(Stored data entries)

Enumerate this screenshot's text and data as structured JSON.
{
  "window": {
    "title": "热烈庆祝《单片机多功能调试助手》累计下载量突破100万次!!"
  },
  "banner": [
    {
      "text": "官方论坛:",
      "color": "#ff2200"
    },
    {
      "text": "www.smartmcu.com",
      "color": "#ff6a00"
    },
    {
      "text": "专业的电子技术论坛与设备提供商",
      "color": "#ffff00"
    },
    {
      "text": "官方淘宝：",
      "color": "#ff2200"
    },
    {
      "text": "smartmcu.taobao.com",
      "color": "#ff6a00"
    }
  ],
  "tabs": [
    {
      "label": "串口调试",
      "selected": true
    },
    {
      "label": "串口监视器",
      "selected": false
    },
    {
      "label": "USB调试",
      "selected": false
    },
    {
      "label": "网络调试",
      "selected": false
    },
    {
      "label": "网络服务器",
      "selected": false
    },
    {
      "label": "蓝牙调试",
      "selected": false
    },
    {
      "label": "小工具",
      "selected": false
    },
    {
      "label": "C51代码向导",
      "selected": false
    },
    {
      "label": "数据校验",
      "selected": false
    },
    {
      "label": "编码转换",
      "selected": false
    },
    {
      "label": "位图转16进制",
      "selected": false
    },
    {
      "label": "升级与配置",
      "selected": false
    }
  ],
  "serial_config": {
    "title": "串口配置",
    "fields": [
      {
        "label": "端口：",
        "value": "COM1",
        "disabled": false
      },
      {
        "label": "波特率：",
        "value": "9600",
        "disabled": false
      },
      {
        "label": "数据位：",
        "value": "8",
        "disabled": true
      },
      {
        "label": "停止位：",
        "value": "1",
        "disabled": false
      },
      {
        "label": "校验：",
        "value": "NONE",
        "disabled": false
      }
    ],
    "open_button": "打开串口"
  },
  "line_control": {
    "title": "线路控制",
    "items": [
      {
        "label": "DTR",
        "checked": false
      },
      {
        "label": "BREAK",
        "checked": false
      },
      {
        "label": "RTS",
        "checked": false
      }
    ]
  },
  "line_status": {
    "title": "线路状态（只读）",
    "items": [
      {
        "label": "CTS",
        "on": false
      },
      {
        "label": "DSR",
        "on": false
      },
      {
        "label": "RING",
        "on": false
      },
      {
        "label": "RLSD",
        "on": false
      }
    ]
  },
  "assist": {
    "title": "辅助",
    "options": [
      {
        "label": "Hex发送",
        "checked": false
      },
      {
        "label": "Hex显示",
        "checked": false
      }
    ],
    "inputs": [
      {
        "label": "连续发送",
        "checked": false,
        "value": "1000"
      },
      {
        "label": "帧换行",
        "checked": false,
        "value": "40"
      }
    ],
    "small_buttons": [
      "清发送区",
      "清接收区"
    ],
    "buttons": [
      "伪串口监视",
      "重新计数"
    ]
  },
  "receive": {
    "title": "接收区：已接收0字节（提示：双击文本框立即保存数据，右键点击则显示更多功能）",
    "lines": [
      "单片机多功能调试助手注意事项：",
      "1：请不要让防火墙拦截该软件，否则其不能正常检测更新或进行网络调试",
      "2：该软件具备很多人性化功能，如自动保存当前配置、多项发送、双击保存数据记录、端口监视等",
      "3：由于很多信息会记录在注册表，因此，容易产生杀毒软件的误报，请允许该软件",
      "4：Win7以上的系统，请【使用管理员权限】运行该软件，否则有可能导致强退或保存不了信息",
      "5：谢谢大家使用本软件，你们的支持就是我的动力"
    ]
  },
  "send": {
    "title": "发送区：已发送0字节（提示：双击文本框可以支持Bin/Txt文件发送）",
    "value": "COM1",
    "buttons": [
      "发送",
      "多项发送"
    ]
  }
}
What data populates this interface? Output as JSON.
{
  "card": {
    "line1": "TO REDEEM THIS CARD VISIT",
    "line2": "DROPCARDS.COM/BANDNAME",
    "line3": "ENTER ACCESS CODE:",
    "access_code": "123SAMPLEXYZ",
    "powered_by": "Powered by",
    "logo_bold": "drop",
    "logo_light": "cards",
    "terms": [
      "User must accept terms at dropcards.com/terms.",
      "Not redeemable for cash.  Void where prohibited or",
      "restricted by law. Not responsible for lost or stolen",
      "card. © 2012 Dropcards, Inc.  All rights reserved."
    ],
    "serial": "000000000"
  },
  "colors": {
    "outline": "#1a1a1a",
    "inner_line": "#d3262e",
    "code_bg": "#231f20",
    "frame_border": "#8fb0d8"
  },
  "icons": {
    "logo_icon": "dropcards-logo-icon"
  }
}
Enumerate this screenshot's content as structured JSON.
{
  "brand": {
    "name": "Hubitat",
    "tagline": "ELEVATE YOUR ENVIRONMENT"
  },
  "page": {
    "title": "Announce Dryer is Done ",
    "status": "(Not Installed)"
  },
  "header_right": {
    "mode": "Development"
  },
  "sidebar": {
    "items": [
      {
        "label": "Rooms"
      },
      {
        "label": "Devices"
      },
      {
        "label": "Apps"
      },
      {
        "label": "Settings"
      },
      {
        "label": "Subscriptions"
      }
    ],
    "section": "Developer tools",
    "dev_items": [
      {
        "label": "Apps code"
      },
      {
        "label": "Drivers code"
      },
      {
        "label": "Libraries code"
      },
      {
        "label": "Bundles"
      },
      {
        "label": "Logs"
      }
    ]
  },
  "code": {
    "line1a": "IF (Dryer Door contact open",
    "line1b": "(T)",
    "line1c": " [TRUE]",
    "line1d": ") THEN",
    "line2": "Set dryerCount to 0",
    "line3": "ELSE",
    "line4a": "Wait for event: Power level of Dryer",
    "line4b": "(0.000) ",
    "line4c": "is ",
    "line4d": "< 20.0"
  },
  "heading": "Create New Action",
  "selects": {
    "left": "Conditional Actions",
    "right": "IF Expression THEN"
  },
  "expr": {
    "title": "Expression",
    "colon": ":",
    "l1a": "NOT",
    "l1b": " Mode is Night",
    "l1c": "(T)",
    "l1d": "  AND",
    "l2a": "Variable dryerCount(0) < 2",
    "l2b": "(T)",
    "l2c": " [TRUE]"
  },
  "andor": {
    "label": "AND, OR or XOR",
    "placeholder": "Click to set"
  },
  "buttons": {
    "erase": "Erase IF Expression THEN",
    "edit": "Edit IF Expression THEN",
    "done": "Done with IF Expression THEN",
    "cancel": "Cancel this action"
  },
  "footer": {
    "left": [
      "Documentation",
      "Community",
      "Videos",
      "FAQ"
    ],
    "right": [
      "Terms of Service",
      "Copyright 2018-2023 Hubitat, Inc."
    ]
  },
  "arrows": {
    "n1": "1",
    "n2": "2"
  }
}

• PROBLEM STATEMENT:
Reproduce every record, matching each line exactly.

• WRITTEN SOLUTION:
Enumerate this screenshot's text and data as structured JSON.
{
  "window": {
    "title": "热烈庆祝《单片机多功能调试助手》累计下载量突破100万次!!"
  },
  "banner": [
    {
      "text": "官方论坛:",
      "color": "#ff2200"
    },
    {
      "text": "www.smartmcu.com",
      "color": "#ff6a00"
    },
    {
      "text": "专业的电子技术论坛与设备提供商",
      "color": "#ffff00"
    },
    {
      "text": "官方淘宝：",
      "color": "#ff2200"
    },
    {
      "text": "smartmcu.taobao.com",
      "color": "#ff6a00"
    }
  ],
  "tabs": [
    {
      "label": "串口调试",
      "selected": true
    },
    {
      "label": "串口监视器",
      "selected": false
    },
    {
      "label": "USB调试",
      "selected": false
    },
    {
      "label": "网络调试",
      "selected": false
    },
    {
      "label": "网络服务器",
      "selected": false
    },
    {
      "label": "蓝牙调试",
      "selected": false
    },
    {
      "label": "小工具",
      "selected": false
    },
    {
      "label": "C51代码向导",
      "selected": false
    },
    {
      "label": "数据校验",
      "selected": false
    },
    {
      "label": "编码转换",
      "selected": false
    },
    {
      "label": "位图转16进制",
      "selected": false
    },
    {
      "label": "升级与配置",
      "selected": false
    }
  ],
  "serial_config": {
    "title": "串口配置",
    "fields": [
      {
        "label": "端口：",
        "value": "COM1",
        "disabled": false
      },
      {
        "label": "波特率：",
        "value": "9600",
        "disabled": false
      },
      {
        "label": "数据位：",
        "value": "8",
        "disabled": true
      },
      {
        "label": "停止位：",
        "value": "1",
        "disabled": false
      },
      {
        "label": "校验：",
        "value": "NONE",
        "disabled": false
      }
    ],
    "open_button": "打开串口"
  },
  "line_control": {
    "title": "线路控制",
    "items": [
      {
        "label": "DTR",
        "checked": false
      },
      {
        "label": "BREAK",
        "checked": false
      },
      {
        "label": "RTS",
        "checked": false
      }
    ]
  },
  "line_status": {
    "title": "线路状态（只读）",
    "items": [
      {
        "label": "CTS",
        "on": false
      },
      {
        "label": "DSR",
        "on": false
      },
      {
        "label": "RING",
        "on": false
      },
      {
        "label": "RLSD",
        "on": false
      }
    ]
  },
  "assist": {
    "title": "辅助",
    "options": [
      {
        "label": "Hex发送",
        "checked": false
      },
      {
        "label": "Hex显示",
        "checked": false
      }
    ],
    "inputs": [
      {
        "label": "连续发送",
        "checked": false,
        "value": "1000"
      },
      {
        "label": "帧换行",
        "checked": false,
        "value": "40"
      }
    ],
    "small_buttons": [
      "清发送区",
      "清接收区"
    ],
    "buttons": [
      "伪串口监视",
      "重新计数"
    ]
  },
  "receive": {
    "title": "接收区：已接收0字节（提示：双击文本框立即保存数据，右键点击则显示更多功能）",
    "lines": [
      "单片机多功能调试助手注意事项：",
      "1：请不要让防火墙拦截该软件，否则其不能正常检测更新或进行网络调试",
      "2：该软件具备很多人性化功能，如自动保存当前配置、多项发送、双击保存数据记录、端口监视等",
      "3：由于很多信息会记录在注册表，因此，容易产生杀毒软件的误报，请允许该软件",
      "4：Win7以上的系统，请【使用管理员权限】运行该软件，否则有可能导致强退或保存不了信息",
      "5：谢谢大家使用本软件，你们的支持就是我的动力"
    ]
  },
  "send": {
    "title": "发送区：已发送0字节（提示：双击文本框可以支持Bin/Txt文件发送）",
    "value": "COM1",
    "buttons": [
      "发送",
      "多项发送"
    ]
  }
}
What data populates this interface? Output as JSON.
{
  "card": {
    "line1": "TO REDEEM THIS CARD VISIT",
    "line2": "DROPCARDS.COM/BANDNAME",
    "line3": "ENTER ACCESS CODE:",
    "access_code": "123SAMPLEXYZ",
    "powered_by": "Powered by",
    "logo_bold": "drop",
    "logo_light": "cards",
    "terms": [
      "User must accept terms at dropcards.com/terms.",
      "Not redeemable for cash.  Void where prohibited or",
      "restricted by law. Not responsible for lost or stolen",
      "card. © 2012 Dropcards, Inc.  All rights reserved."
    ],
    "serial": "000000000"
  },
  "colors": {
    "outline": "#1a1a1a",
    "inner_line": "#d3262e",
    "code_bg": "#231f20",
    "frame_border": "#8fb0d8"
  },
  "icons": {
    "logo_icon": "dropcards-logo-icon"
  }
}
Enumerate this screenshot's content as structured JSON.
{
  "brand": {
    "name": "Hubitat",
    "tagline": "ELEVATE YOUR ENVIRONMENT"
  },
  "page": {
    "title": "Announce Dryer is Done ",
    "status": "(Not Installed)"
  },
  "header_right": {
    "mode": "Development"
  },
  "sidebar": {
    "items": [
      {
        "label": "Rooms"
      },
      {
        "label": "Devices"
      },
      {
        "label": "Apps"
      },
      {
        "label": "Settings"
      },
      {
        "label": "Subscriptions"
      }
    ],
    "section": "Developer tools",
    "dev_items": [
      {
        "label": "Apps code"
      },
      {
        "label": "Drivers code"
      },
      {
        "label": "Libraries code"
      },
      {
        "label": "Bundles"
      },
      {
        "label": "Logs"
      }
    ]
  },
  "code": {
    "line1a": "IF (Dryer Door contact open",
    "line1b": "(T)",
    "line1c": " [TRUE]",
    "line1d": ") THEN",
    "line2": "Set dryerCount to 0",
    "line3": "ELSE",
    "line4a": "Wait for event: Power level of Dryer",
    "line4b": "(0.000) ",
    "line4c": "is ",
    "line4d": "< 20.0"
  },
  "heading": "Create New Action",
  "selects": {
    "left": "Conditional Actions",
    "right": "IF Expression THEN"
  },
  "expr": {
    "title": "Expression",
    "colon": ":",
    "l1a": "NOT",
    "l1b": " Mode is Night",
    "l1c": "(T)",
    "l1d": "  AND",
    "l2a": "Variable dryerCount(0) < 2",
    "l2b": "(T)",
    "l2c": " [TRUE]"
  },
  "andor": {
    "label": "AND, OR or XOR",
    "placeholder": "Click to set"
  },
  "buttons": {
    "erase": "Erase IF Expression THEN",
    "edit": "Edit IF Expression THEN",
    "done": "Done with IF Expression THEN",
    "cancel": "Cancel this action"
  },
  "footer": {
    "left": [
      "Documentation",
      "Community",
      "Videos",
      "FAQ"
    ],
    "right": [
      "Terms of Service",
      "Copyright 2018-2023 Hubitat, Inc."
    ]
  },
  "arrows": {
    "n1": "1",
    "n2": "2"
  }
}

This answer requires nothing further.